**EXERCISE:**
Go through the records and give each one again exactly.

___

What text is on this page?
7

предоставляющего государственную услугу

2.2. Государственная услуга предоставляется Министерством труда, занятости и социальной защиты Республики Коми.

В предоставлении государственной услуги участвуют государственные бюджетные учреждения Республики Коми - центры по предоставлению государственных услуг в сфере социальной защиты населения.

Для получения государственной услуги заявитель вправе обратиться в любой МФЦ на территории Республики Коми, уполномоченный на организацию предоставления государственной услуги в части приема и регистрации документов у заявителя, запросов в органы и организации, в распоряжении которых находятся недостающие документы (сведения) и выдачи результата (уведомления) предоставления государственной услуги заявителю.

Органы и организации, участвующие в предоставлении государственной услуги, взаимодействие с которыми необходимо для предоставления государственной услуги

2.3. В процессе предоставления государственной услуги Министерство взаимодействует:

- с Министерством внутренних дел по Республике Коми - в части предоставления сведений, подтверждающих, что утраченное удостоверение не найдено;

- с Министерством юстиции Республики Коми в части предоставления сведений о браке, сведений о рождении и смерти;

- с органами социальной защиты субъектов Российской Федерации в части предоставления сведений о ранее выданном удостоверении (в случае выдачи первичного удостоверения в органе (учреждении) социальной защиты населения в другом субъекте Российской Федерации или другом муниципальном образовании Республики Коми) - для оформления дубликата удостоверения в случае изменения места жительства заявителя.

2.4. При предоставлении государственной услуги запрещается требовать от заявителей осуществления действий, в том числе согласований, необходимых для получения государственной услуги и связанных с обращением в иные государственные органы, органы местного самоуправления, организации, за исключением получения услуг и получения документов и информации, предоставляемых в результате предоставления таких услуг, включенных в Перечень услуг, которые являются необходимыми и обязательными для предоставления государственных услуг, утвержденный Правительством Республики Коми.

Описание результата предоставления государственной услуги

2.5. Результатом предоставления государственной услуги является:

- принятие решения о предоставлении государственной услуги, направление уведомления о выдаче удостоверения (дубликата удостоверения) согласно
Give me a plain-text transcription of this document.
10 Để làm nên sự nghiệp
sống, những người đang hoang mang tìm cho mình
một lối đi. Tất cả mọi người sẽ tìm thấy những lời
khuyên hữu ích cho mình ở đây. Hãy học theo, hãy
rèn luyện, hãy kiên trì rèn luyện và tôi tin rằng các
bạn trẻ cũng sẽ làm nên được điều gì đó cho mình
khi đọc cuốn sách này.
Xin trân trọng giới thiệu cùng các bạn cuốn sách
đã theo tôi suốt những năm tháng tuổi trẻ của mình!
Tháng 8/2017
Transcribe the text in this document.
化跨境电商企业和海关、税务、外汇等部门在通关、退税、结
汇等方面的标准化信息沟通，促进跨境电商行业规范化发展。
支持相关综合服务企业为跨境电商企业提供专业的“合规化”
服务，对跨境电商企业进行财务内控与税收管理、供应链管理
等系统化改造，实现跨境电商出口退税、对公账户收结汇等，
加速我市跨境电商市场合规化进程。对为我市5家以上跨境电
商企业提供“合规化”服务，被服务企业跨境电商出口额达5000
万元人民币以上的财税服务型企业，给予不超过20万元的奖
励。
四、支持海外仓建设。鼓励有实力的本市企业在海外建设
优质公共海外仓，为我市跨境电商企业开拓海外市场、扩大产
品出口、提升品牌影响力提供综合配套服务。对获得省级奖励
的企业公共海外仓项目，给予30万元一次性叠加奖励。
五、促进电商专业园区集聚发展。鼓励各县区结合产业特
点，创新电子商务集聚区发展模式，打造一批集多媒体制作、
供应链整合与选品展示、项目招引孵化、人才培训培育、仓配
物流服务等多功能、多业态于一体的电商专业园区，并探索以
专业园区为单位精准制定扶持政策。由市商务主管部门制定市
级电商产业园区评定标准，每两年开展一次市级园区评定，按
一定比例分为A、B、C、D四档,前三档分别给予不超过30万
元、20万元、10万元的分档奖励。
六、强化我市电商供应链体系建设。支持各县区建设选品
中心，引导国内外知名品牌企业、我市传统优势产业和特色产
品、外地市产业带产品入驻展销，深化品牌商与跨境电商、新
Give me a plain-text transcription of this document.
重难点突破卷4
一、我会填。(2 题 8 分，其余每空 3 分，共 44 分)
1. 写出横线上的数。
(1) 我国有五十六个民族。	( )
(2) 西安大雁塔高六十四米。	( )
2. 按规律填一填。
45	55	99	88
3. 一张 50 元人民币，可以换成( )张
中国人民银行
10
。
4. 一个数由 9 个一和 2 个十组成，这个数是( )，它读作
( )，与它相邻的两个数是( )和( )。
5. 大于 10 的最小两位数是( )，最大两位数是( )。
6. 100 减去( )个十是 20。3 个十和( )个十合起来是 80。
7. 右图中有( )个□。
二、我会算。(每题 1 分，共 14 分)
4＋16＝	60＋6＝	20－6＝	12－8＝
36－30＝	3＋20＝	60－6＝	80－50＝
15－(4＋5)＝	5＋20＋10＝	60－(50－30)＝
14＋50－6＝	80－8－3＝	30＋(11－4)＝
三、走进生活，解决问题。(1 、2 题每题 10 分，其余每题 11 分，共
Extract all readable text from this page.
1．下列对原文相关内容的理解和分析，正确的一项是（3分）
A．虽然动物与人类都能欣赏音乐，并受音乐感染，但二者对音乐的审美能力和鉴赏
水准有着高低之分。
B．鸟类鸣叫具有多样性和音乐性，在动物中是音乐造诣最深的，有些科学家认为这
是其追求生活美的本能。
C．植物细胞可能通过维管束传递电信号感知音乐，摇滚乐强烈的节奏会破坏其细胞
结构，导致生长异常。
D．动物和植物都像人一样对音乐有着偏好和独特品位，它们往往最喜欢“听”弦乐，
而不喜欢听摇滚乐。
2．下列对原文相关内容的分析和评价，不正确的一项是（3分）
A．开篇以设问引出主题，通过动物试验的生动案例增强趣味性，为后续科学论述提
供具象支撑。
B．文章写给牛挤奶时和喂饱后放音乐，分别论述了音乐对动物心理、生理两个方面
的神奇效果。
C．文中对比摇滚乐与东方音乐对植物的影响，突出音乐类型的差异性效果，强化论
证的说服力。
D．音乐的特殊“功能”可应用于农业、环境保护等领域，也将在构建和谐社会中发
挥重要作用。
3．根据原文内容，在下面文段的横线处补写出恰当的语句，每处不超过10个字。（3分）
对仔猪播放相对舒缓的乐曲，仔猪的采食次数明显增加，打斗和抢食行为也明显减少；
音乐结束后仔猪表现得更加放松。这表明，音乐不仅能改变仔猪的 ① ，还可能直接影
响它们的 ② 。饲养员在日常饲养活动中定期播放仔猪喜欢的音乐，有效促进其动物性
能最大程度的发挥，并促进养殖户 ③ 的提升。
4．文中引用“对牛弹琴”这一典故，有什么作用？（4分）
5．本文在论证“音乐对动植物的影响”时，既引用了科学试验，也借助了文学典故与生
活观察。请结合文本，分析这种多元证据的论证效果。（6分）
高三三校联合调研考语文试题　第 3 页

___

**EXERCISE SOLUTION:**
What text is on this page?
7

предоставляющего государственную услугу

2.2. Государственная услуга предоставляется Министерством труда, занятости и социальной защиты Республики Коми.

В предоставлении государственной услуги участвуют государственные бюджетные учреждения Республики Коми - центры по предоставлению государственных услуг в сфере социальной защиты населения.

Для получения государственной услуги заявитель вправе обратиться в любой МФЦ на территории Республики Коми, уполномоченный на организацию предоставления государственной услуги в части приема и регистрации документов у заявителя, запросов в органы и организации, в распоряжении которых находятся недостающие документы (сведения) и выдачи результата (уведомления) предоставления государственной услуги заявителю.

Органы и организации, участвующие в предоставлении государственной услуги, взаимодействие с которыми необходимо для предоставления государственной услуги

2.3. В процессе предоставления государственной услуги Министерство взаимодействует:

- с Министерством внутренних дел по Республике Коми - в части предоставления сведений, подтверждающих, что утраченное удостоверение не найдено;

- с Министерством юстиции Республики Коми в части предоставления сведений о браке, сведений о рождении и смерти;

- с органами социальной защиты субъектов Российской Федерации в части предоставления сведений о ранее выданном удостоверении (в случае выдачи первичного удостоверения в органе (учреждении) социальной защиты населения в другом субъекте Российской Федерации или другом муниципальном образовании Республики Коми) - для оформления дубликата удостоверения в случае изменения места жительства заявителя.

2.4. При предоставлении государственной услуги запрещается требовать от заявителей осуществления действий, в том числе согласований, необходимых для получения государственной услуги и связанных с обращением в иные государственные органы, органы местного самоуправления, организации, за исключением получения услуг и получения документов и информации, предоставляемых в результате предоставления таких услуг, включенных в Перечень услуг, которые являются необходимыми и обязательными для предоставления государственных услуг, утвержденный Правительством Республики Коми.

Описание результата предоставления государственной услуги

2.5. Результатом предоставления государственной услуги является:

- принятие решения о предоставлении государственной услуги, направление уведомления о выдаче удостоверения (дубликата удостоверения) согласно
Give me a plain-text transcription of this document.
10 Để làm nên sự nghiệp
sống, những người đang hoang mang tìm cho mình
một lối đi. Tất cả mọi người sẽ tìm thấy những lời
khuyên hữu ích cho mình ở đây. Hãy học theo, hãy
rèn luyện, hãy kiên trì rèn luyện và tôi tin rằng các
bạn trẻ cũng sẽ làm nên được điều gì đó cho mình
khi đọc cuốn sách này.
Xin trân trọng giới thiệu cùng các bạn cuốn sách
đã theo tôi suốt những năm tháng tuổi trẻ của mình!
Tháng 8/2017
Transcribe the text in this document.
化跨境电商企业和海关、税务、外汇等部门在通关、退税、结
汇等方面的标准化信息沟通，促进跨境电商行业规范化发展。
支持相关综合服务企业为跨境电商企业提供专业的“合规化”
服务，对跨境电商企业进行财务内控与税收管理、供应链管理
等系统化改造，实现跨境电商出口退税、对公账户收结汇等，
加速我市跨境电商市场合规化进程。对为我市5家以上跨境电
商企业提供“合规化”服务，被服务企业跨境电商出口额达5000
万元人民币以上的财税服务型企业，给予不超过20万元的奖
励。
四、支持海外仓建设。鼓励有实力的本市企业在海外建设
优质公共海外仓，为我市跨境电商企业开拓海外市场、扩大产
品出口、提升品牌影响力提供综合配套服务。对获得省级奖励
的企业公共海外仓项目，给予30万元一次性叠加奖励。
五、促进电商专业园区集聚发展。鼓励各县区结合产业特
点，创新电子商务集聚区发展模式，打造一批集多媒体制作、
供应链整合与选品展示、项目招引孵化、人才培训培育、仓配
物流服务等多功能、多业态于一体的电商专业园区，并探索以
专业园区为单位精准制定扶持政策。由市商务主管部门制定市
级电商产业园区评定标准，每两年开展一次市级园区评定，按
一定比例分为A、B、C、D四档,前三档分别给予不超过30万
元、20万元、10万元的分档奖励。
六、强化我市电商供应链体系建设。支持各县区建设选品
中心，引导国内外知名品牌企业、我市传统优势产业和特色产
品、外地市产业带产品入驻展销，深化品牌商与跨境电商、新
Give me a plain-text transcription of this document.
重难点突破卷4
一、我会填。(2 题 8 分，其余每空 3 分，共 44 分)
1. 写出横线上的数。
(1) 我国有五十六个民族。	( )
(2) 西安大雁塔高六十四米。	( )
2. 按规律填一填。
45	55	99	88
3. 一张 50 元人民币，可以换成( )张
中国人民银行
10
。
4. 一个数由 9 个一和 2 个十组成，这个数是( )，它读作
( )，与它相邻的两个数是( )和( )。
5. 大于 10 的最小两位数是( )，最大两位数是( )。
6. 100 减去( )个十是 20。3 个十和( )个十合起来是 80。
7. 右图中有( )个□。
二、我会算。(每题 1 分，共 14 分)
4＋16＝	60＋6＝	20－6＝	12－8＝
36－30＝	3＋20＝	60－6＝	80－50＝
15－(4＋5)＝	5＋20＋10＝	60－(50－30)＝
14＋50－6＝	80－8－3＝	30＋(11－4)＝
三、走进生活，解决问题。(1 、2 题每题 10 分，其余每题 11 分，共
Extract all readable text from this page.
1．下列对原文相关内容的理解和分析，正确的一项是（3分）
A．虽然动物与人类都能欣赏音乐，并受音乐感染，但二者对音乐的审美能力和鉴赏
水准有着高低之分。
B．鸟类鸣叫具有多样性和音乐性，在动物中是音乐造诣最深的，有些科学家认为这
是其追求生活美的本能。
C．植物细胞可能通过维管束传递电信号感知音乐，摇滚乐强烈的节奏会破坏其细胞
结构，导致生长异常。
D．动物和植物都像人一样对音乐有着偏好和独特品位，它们往往最喜欢“听”弦乐，
而不喜欢听摇滚乐。
2．下列对原文相关内容的分析和评价，不正确的一项是（3分）
A．开篇以设问引出主题，通过动物试验的生动案例增强趣味性，为后续科学论述提
供具象支撑。
B．文章写给牛挤奶时和喂饱后放音乐，分别论述了音乐对动物心理、生理两个方面
的神奇效果。
C．文中对比摇滚乐与东方音乐对植物的影响，突出音乐类型的差异性效果，强化论
证的说服力。
D．音乐的特殊“功能”可应用于农业、环境保护等领域，也将在构建和谐社会中发
挥重要作用。
3．根据原文内容，在下面文段的横线处补写出恰当的语句，每处不超过10个字。（3分）
对仔猪播放相对舒缓的乐曲，仔猪的采食次数明显增加，打斗和抢食行为也明显减少；
音乐结束后仔猪表现得更加放松。这表明，音乐不仅能改变仔猪的 ① ，还可能直接影
响它们的 ② 。饲养员在日常饲养活动中定期播放仔猪喜欢的音乐，有效促进其动物性
能最大程度的发挥，并促进养殖户 ③ 的提升。
4．文中引用“对牛弹琴”这一典故，有什么作用？（4分）
5．本文在论证“音乐对动植物的影响”时，既引用了科学试验，也借助了文学典故与生
活观察。请结合文本，分析这种多元证据的论证效果。（6分）
高三三校联合调研考语文试题　第 3 页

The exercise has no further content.